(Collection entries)
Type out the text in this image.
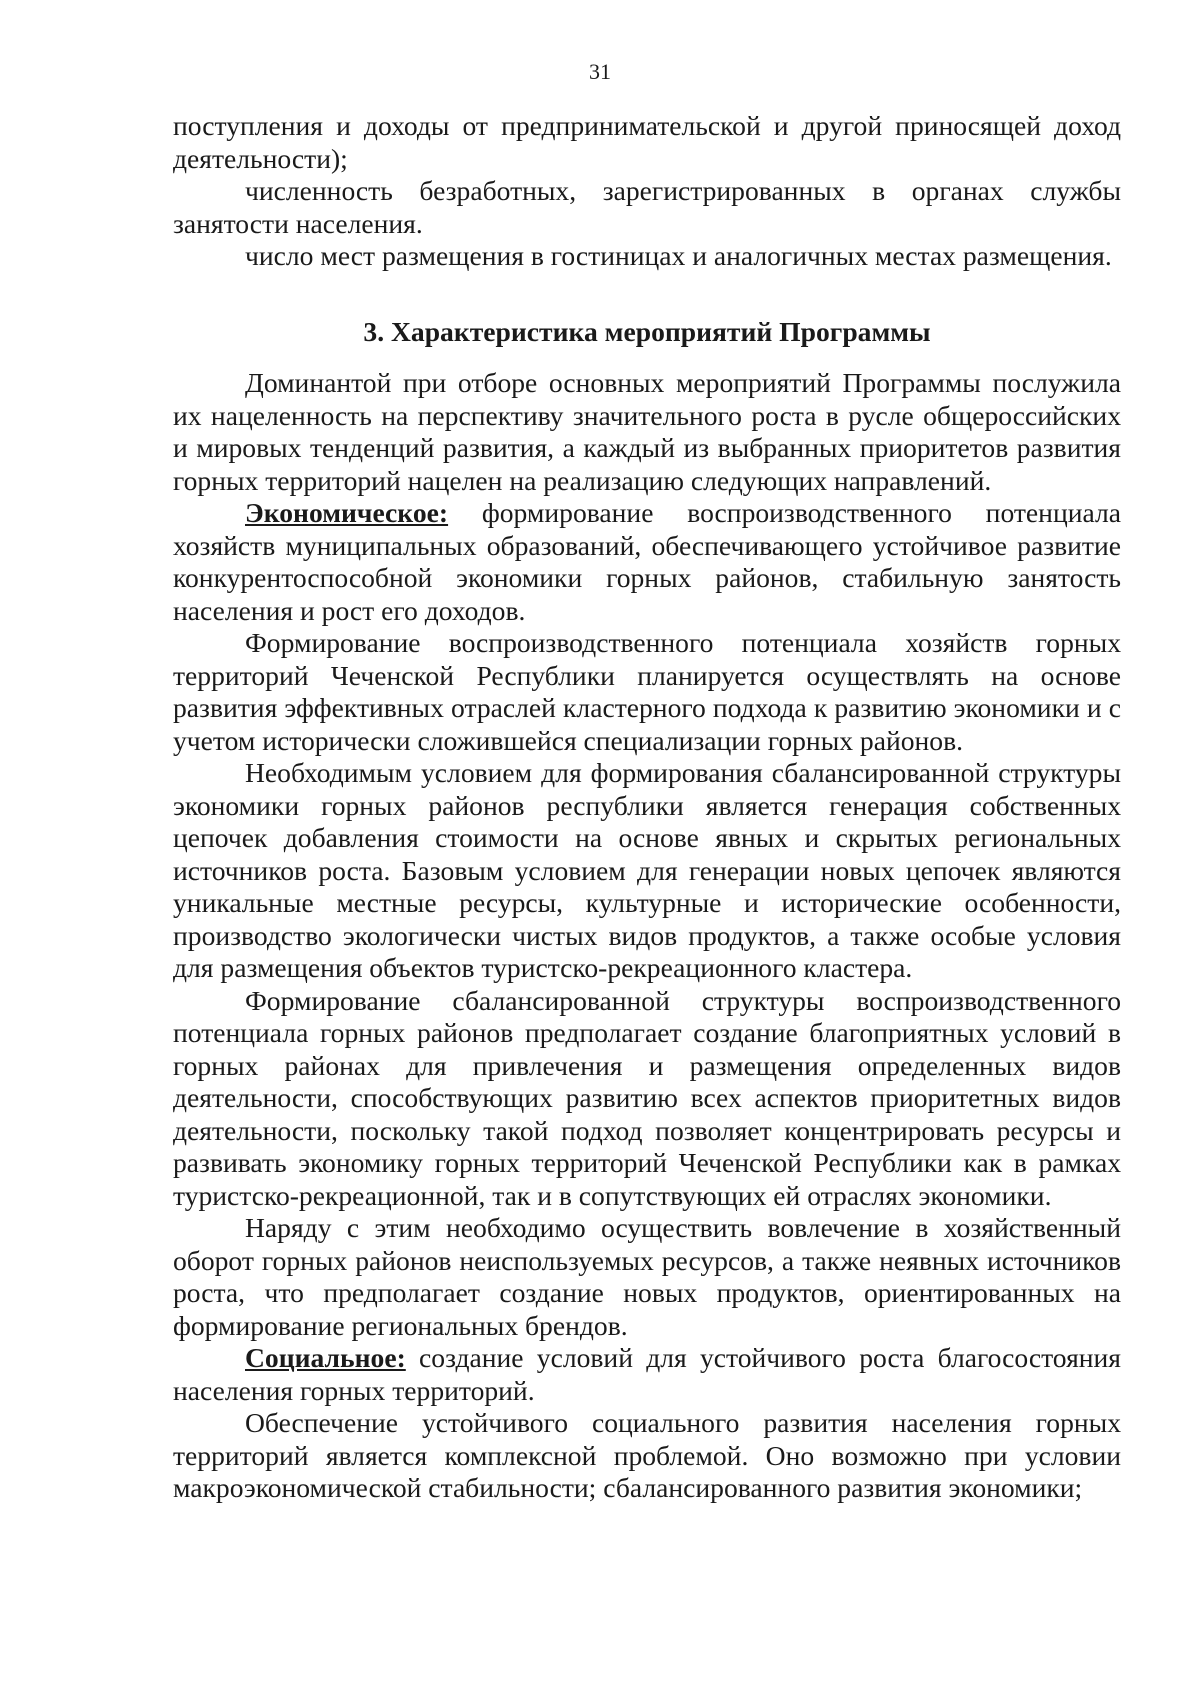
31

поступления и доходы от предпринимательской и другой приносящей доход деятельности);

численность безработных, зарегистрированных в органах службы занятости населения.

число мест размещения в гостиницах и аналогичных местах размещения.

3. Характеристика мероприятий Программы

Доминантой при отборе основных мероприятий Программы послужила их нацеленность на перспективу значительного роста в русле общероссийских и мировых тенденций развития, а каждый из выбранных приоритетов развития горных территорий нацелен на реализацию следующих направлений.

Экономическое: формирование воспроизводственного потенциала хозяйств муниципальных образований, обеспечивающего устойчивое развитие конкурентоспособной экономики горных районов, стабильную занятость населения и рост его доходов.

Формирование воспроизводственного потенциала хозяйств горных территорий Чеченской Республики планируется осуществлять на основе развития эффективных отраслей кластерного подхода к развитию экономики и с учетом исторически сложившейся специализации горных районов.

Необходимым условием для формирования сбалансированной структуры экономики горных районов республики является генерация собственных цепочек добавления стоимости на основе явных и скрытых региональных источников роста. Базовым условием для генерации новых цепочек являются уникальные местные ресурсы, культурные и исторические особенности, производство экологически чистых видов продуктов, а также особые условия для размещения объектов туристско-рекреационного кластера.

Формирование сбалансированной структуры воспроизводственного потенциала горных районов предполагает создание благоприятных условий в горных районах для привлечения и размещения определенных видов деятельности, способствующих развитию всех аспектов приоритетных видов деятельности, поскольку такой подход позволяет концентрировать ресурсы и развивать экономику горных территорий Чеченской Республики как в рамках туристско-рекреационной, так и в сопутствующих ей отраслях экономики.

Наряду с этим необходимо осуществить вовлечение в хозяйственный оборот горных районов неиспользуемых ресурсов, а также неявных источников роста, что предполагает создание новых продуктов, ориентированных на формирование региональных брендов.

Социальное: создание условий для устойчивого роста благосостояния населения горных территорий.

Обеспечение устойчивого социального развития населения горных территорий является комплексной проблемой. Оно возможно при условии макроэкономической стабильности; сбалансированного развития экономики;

» Your objective
Look through the entries above. Extract each line with the word "деятельности".

» Exercise answer
поступления и доходы от предпринимательской и другой приносящей доход деятельности);
Формирование сбалансированной структуры воспроизводственного потенциала горных районов предполагает создание благоприятных условий в горных районах для привлечения и размещения определенных видов деятельности, способствующих развитию всех аспектов приоритетных видов деятельности, поскольку такой подход позволяет концентрировать ресурсы и развивать экономику горных территорий Чеченской Республики как в рамках туристско-рекреационной, так и в сопутствующих ей отраслях экономики.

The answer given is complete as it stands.